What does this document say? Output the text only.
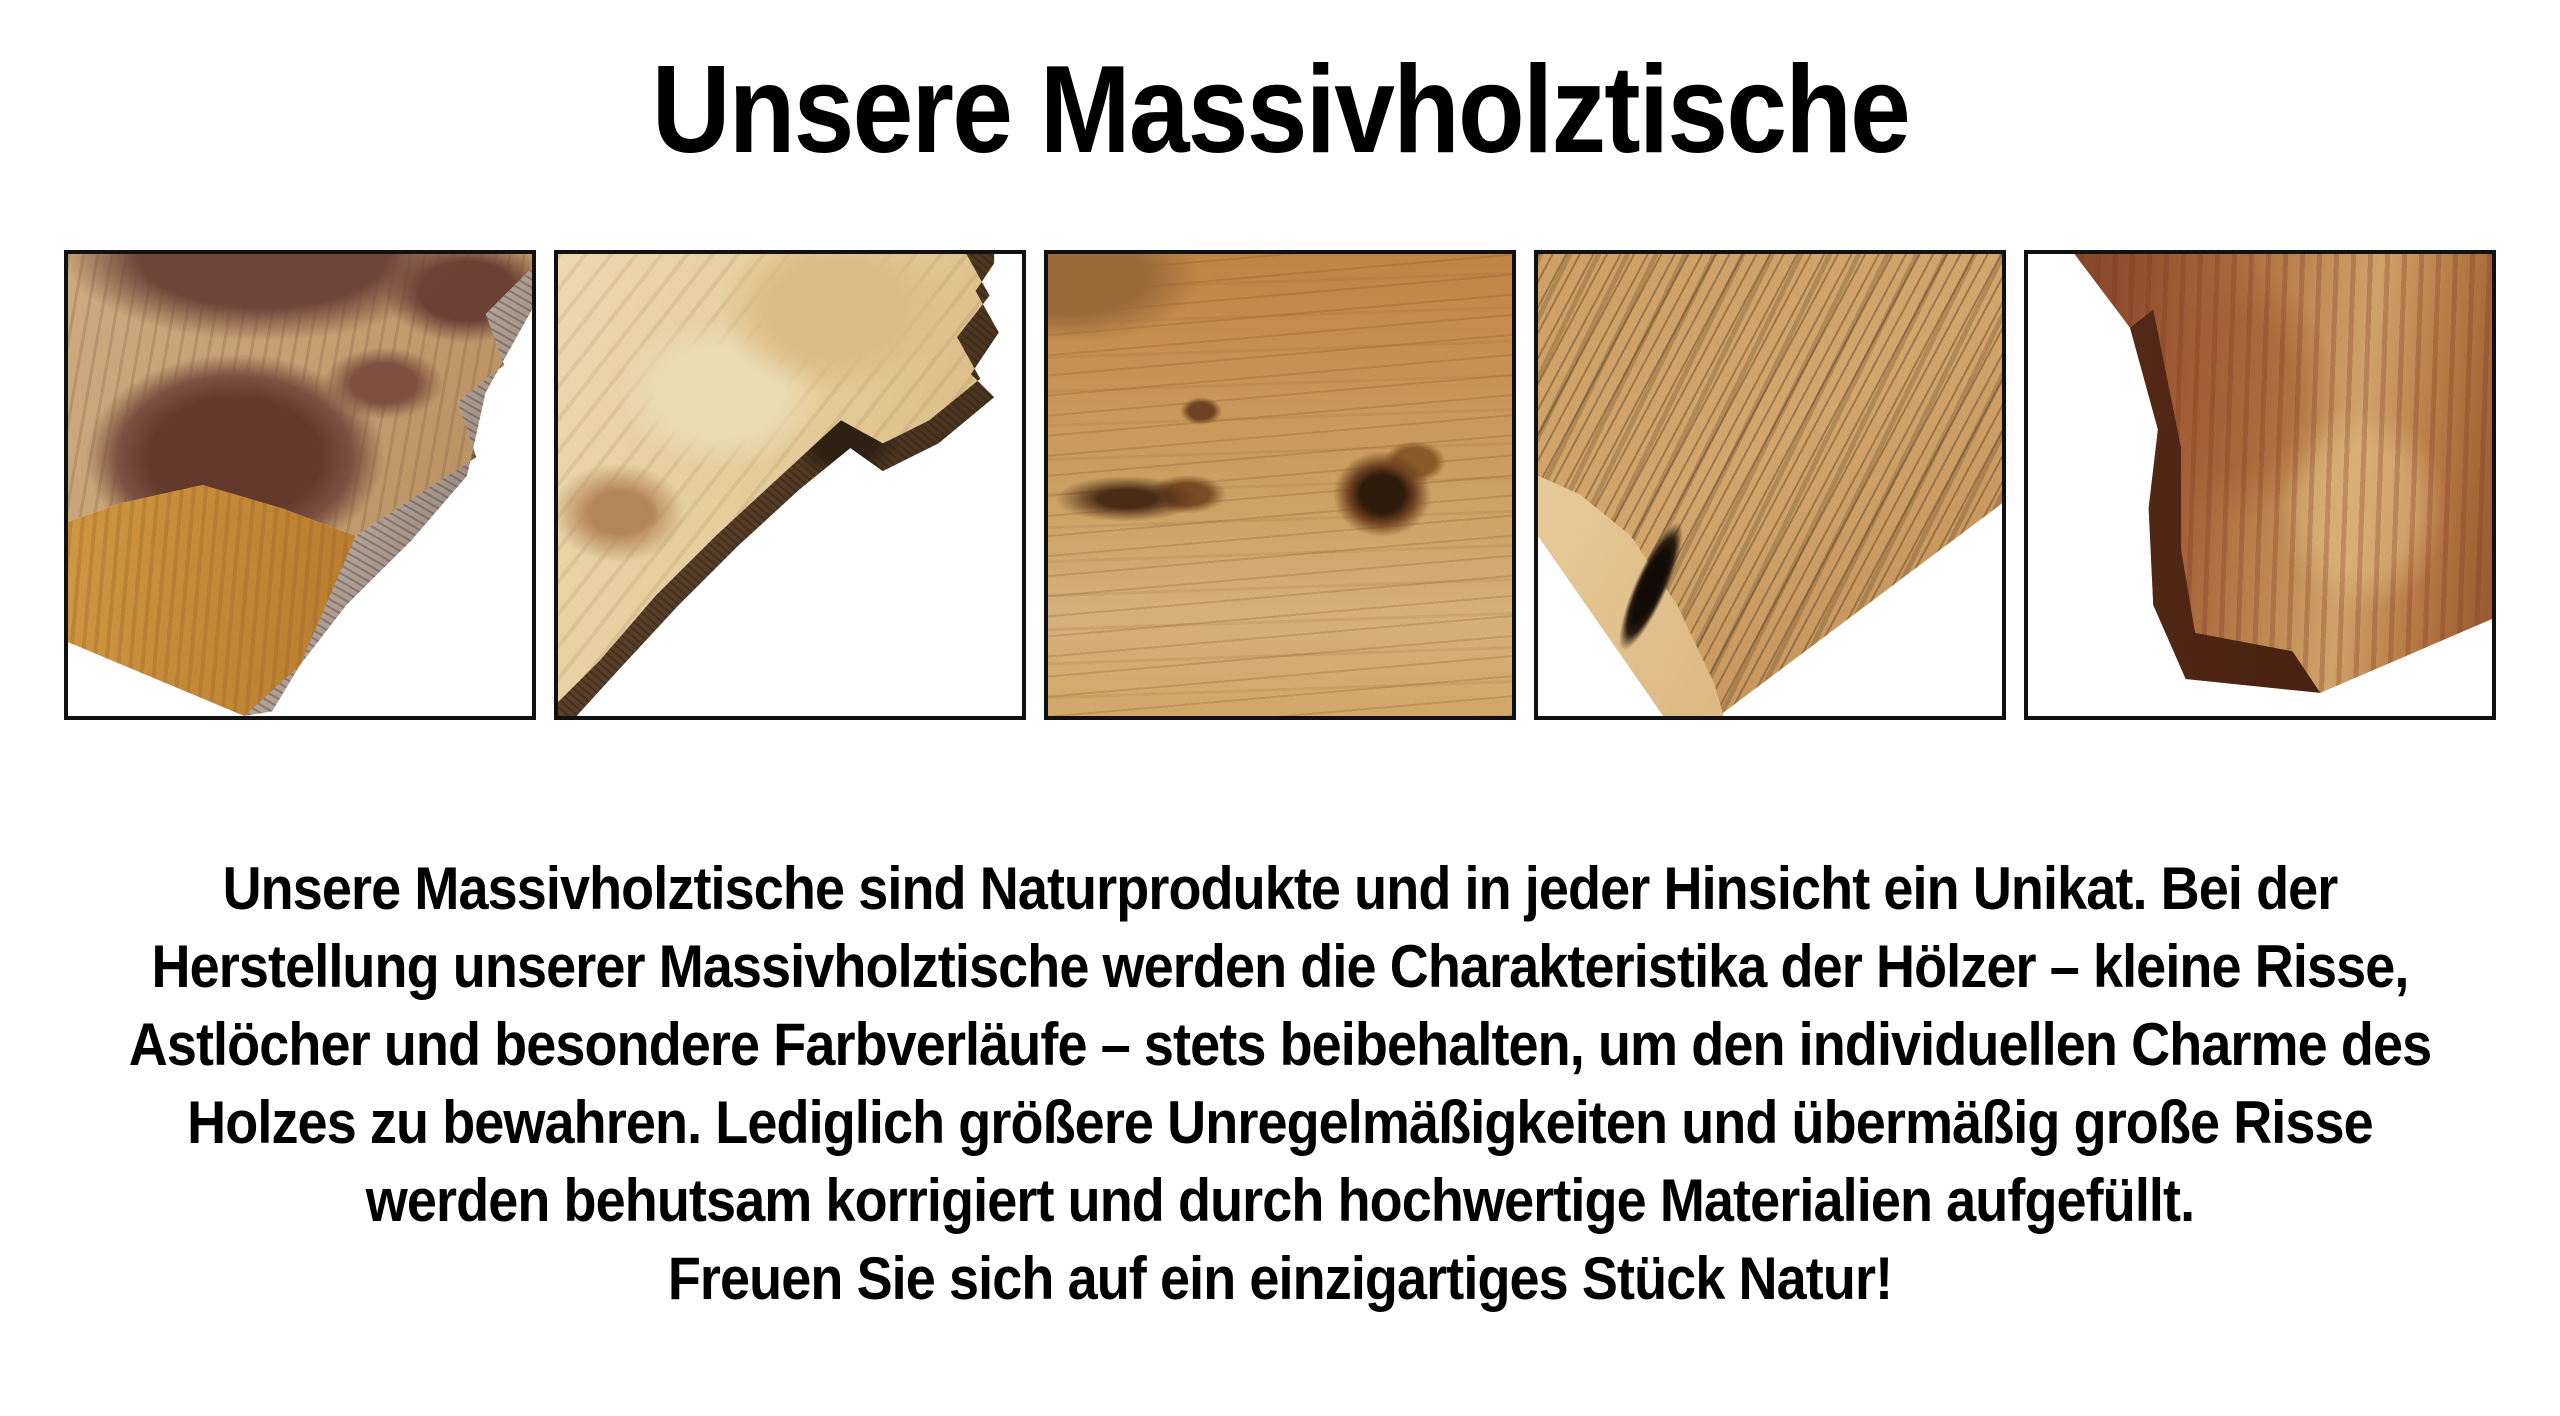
Unsere Massivholztische
Unsere Massivholztische sind Naturprodukte und in jeder Hinsicht ein Unikat. Bei der
Herstellung unserer Massivholztische werden die Charakteristika der Hölzer – kleine Risse,
Astlöcher und besondere Farbverläufe – stets beibehalten, um den individuellen Charme des
Holzes zu bewahren. Lediglich größere Unregelmäßigkeiten und übermäßig große Risse
werden behutsam korrigiert und durch hochwertige Materialien aufgefüllt.
Freuen Sie sich auf ein einzigartiges Stück Natur!
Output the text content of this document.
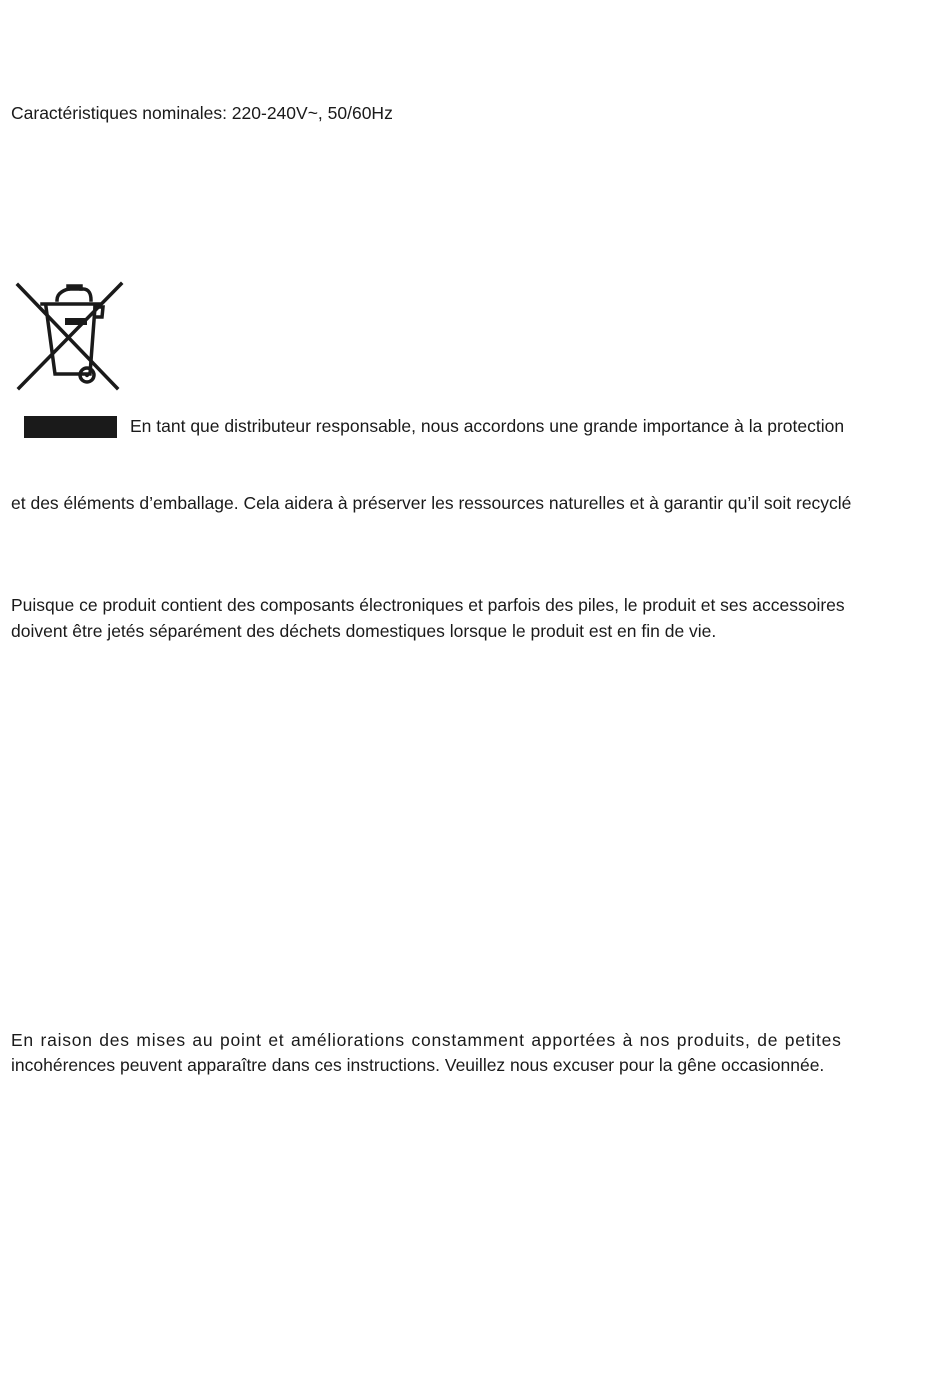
Caractéristiques nominales: 220-240V~, 50/60Hz

En tant que distributeur responsable, nous accordons une grande importance à la protection

et des éléments d’emballage. Cela aidera à préserver les ressources naturelles et à garantir qu’il soit recyclé

Puisque ce produit contient des composants électroniques et parfois des piles, le produit et ses accessoires

doivent être jetés séparément des déchets domestiques lorsque le produit est en fin de vie.

En raison des mises au point et améliorations constamment apportées à nos produits, de petites

incohérences peuvent apparaître dans ces instructions. Veuillez nous excuser pour la gêne occasionnée.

.....

DESCRIPTION OF THE TASK: Restate the listing above word for word, and skip the pictures.

ANSWER TO THE EXERCISE:
What does this document say? Output the text only.
Unsere Massivholztische
Unsere Massivholztische sind Naturprodukte und in jeder Hinsicht ein Unikat. Bei der
Herstellung unserer Massivholztische werden die Charakteristika der Hölzer – kleine Risse,
Astlöcher und besondere Farbverläufe – stets beibehalten, um den individuellen Charme des
Holzes zu bewahren. Lediglich größere Unregelmäßigkeiten und übermäßig große Risse
werden behutsam korrigiert und durch hochwertige Materialien aufgefüllt.
Freuen Sie sich auf ein einzigartiges Stück Natur!
Output the text content of this document.
Caractéristiques nominales: 220-240V~, 50/60Hz

En tant que distributeur responsable, nous accordons une grande importance à la protection

et des éléments d’emballage. Cela aidera à préserver les ressources naturelles et à garantir qu’il soit recyclé

Puisque ce produit contient des composants électroniques et parfois des piles, le produit et ses accessoires

doivent être jetés séparément des déchets domestiques lorsque le produit est en fin de vie.

En raison des mises au point et améliorations constamment apportées à nos produits, de petites

incohérences peuvent apparaître dans ces instructions. Veuillez nous excuser pour la gêne occasionnée.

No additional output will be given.